● Directions for this task
Your job is to retype all of the data word for word, leaving every image out.

[START]

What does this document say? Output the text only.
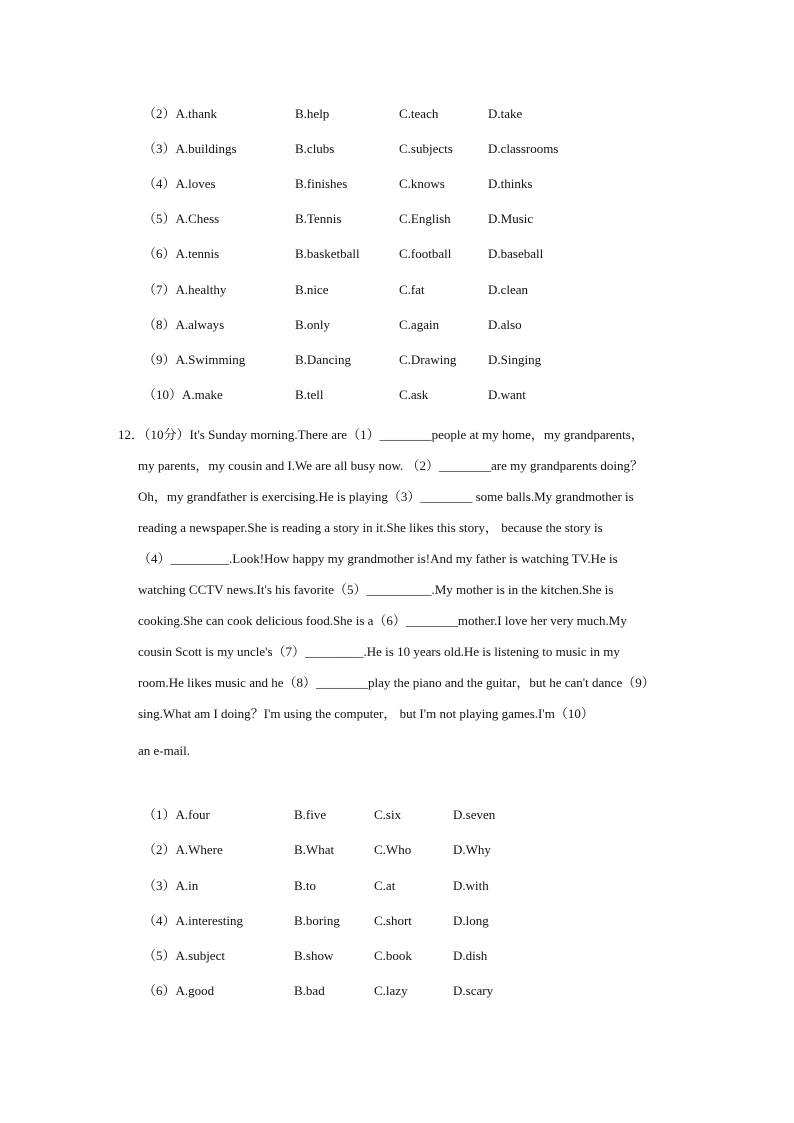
（2）A.thank	B.help	C.teach	D.take
（3）A.buildings	B.clubs	C.subjects	D.classrooms
（4）A.loves	B.finishes	C.knows	D.thinks
（5）A.Chess	B.Tennis	C.English	D.Music
（6）A.tennis	B.basketball	C.football	D.baseball
（7）A.healthy	B.nice	C.fat	D.clean
（8）A.always	B.only	C.again	D.also
（9）A.Swimming	B.Dancing	C.Drawing D.Singing
（10）A.make	B.tell	C.ask	D.want
12．（10分）It's Sunday morning.There are（1）________people at my home，my grandparents，
my parents，my cousin and I.We are all busy now. （2）________are my grandparents doing？
Oh，my grandfather is exercising.He is playing（3）________ some balls.My grandmother is
reading a newspaper.She is reading a story in it.She likes this story， because the story is
（4）_________.Look!How happy my grandmother is!And my father is watching TV.He is
watching CCTV news.It's his favorite（5）__________.My mother is in the kitchen.She is
cooking.She can cook delicious food.She is a（6）________mother.I love her very much.My
cousin Scott is my uncle's（7）_________.He is 10 years old.He is listening to music in my
room.He likes music and he（8）________play the piano and the guitar，but he can't dance（9）
sing.What am I doing？I'm using the computer， but I'm not playing games.I'm（10）
an e-mail.
（1）A.four	B.five	C.six	D.seven
（2）A.Where	B.What	C.Who	D.Why
（3）A.in	B.to	C.at	D.with
（4）A.interesting	B.boring	C.short	D.long
（5）A.subject	B.show	C.book	D.dish
（6）A.good	B.bad	C.lazy	D.scary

[END]

● Reply to the task
What does this document say? Output the text only.
（2）A.thank	B.help	C.teach	D.take
（3）A.buildings	B.clubs	C.subjects	D.classrooms
（4）A.loves	B.finishes	C.knows	D.thinks
（5）A.Chess	B.Tennis	C.English	D.Music
（6）A.tennis	B.basketball	C.football	D.baseball
（7）A.healthy	B.nice	C.fat	D.clean
（8）A.always	B.only	C.again	D.also
（9）A.Swimming	B.Dancing	C.Drawing D.Singing
（10）A.make	B.tell	C.ask	D.want
12．（10分）It's Sunday morning.There are（1）________people at my home，my grandparents，
my parents，my cousin and I.We are all busy now. （2）________are my grandparents doing？
Oh，my grandfather is exercising.He is playing（3）________ some balls.My grandmother is
reading a newspaper.She is reading a story in it.She likes this story， because the story is
（4）_________.Look!How happy my grandmother is!And my father is watching TV.He is
watching CCTV news.It's his favorite（5）__________.My mother is in the kitchen.She is
cooking.She can cook delicious food.She is a（6）________mother.I love her very much.My
cousin Scott is my uncle's（7）_________.He is 10 years old.He is listening to music in my
room.He likes music and he（8）________play the piano and the guitar，but he can't dance（9）
sing.What am I doing？I'm using the computer， but I'm not playing games.I'm（10）
an e-mail.
（1）A.four	B.five	C.six	D.seven
（2）A.Where	B.What	C.Who	D.Why
（3）A.in	B.to	C.at	D.with
（4）A.interesting	B.boring	C.short	D.long
（5）A.subject	B.show	C.book	D.dish
（6）A.good	B.bad	C.lazy	D.scary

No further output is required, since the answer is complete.